Transcribe the material below exactly as it appears.

Excerpted records >>
* begin *
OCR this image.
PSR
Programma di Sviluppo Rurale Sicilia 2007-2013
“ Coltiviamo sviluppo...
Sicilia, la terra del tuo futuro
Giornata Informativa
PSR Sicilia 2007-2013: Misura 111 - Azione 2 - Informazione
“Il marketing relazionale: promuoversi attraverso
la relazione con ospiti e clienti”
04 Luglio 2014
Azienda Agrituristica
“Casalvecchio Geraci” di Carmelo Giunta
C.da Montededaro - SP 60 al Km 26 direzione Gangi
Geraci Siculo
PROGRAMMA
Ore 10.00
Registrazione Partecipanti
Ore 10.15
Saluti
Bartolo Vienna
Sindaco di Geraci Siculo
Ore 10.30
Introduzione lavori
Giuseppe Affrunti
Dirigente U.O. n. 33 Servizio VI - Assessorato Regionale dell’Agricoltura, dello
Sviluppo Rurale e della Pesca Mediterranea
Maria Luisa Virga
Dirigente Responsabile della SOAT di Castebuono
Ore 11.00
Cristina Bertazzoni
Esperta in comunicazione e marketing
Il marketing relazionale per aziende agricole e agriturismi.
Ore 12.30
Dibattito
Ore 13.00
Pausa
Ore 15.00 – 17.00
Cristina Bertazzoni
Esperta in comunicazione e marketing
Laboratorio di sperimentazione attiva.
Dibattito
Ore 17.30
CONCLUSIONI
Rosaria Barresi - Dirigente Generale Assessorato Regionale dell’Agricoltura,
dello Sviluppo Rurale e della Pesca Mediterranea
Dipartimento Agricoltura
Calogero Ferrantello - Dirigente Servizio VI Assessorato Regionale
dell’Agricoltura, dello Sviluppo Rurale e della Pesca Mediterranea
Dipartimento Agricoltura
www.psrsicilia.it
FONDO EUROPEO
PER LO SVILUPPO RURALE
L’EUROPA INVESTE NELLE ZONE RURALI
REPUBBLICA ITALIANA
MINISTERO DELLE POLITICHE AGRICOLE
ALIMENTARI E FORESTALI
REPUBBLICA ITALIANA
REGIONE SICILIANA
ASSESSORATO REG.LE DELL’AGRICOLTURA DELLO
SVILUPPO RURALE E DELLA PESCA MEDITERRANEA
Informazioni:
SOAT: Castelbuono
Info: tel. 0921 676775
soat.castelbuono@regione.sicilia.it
* end *
Correct result >>
OCR this image.
PSR
Programma di Sviluppo Rurale Sicilia 2007-2013
“ Coltiviamo sviluppo...
Sicilia, la terra del tuo futuro
Giornata Informativa
PSR Sicilia 2007-2013: Misura 111 - Azione 2 - Informazione
“Il marketing relazionale: promuoversi attraverso
la relazione con ospiti e clienti”
04 Luglio 2014
Azienda Agrituristica
“Casalvecchio Geraci” di Carmelo Giunta
C.da Montededaro - SP 60 al Km 26 direzione Gangi
Geraci Siculo
PROGRAMMA
Ore 10.00
Registrazione Partecipanti
Ore 10.15
Saluti
Bartolo Vienna
Sindaco di Geraci Siculo
Ore 10.30
Introduzione lavori
Giuseppe Affrunti
Dirigente U.O. n. 33 Servizio VI - Assessorato Regionale dell’Agricoltura, dello
Sviluppo Rurale e della Pesca Mediterranea
Maria Luisa Virga
Dirigente Responsabile della SOAT di Castebuono
Ore 11.00
Cristina Bertazzoni
Esperta in comunicazione e marketing
Il marketing relazionale per aziende agricole e agriturismi.
Ore 12.30
Dibattito
Ore 13.00
Pausa
Ore 15.00 – 17.00
Cristina Bertazzoni
Esperta in comunicazione e marketing
Laboratorio di sperimentazione attiva.
Dibattito
Ore 17.30
CONCLUSIONI
Rosaria Barresi - Dirigente Generale Assessorato Regionale dell’Agricoltura,
dello Sviluppo Rurale e della Pesca Mediterranea
Dipartimento Agricoltura
Calogero Ferrantello - Dirigente Servizio VI Assessorato Regionale
dell’Agricoltura, dello Sviluppo Rurale e della Pesca Mediterranea
Dipartimento Agricoltura
www.psrsicilia.it
FONDO EUROPEO
PER LO SVILUPPO RURALE
L’EUROPA INVESTE NELLE ZONE RURALI
REPUBBLICA ITALIANA
MINISTERO DELLE POLITICHE AGRICOLE
ALIMENTARI E FORESTALI
REPUBBLICA ITALIANA
REGIONE SICILIANA
ASSESSORATO REG.LE DELL’AGRICOLTURA DELLO
SVILUPPO RURALE E DELLA PESCA MEDITERRANEA
Informazioni:
SOAT: Castelbuono
Info: tel. 0921 676775
soat.castelbuono@regione.sicilia.it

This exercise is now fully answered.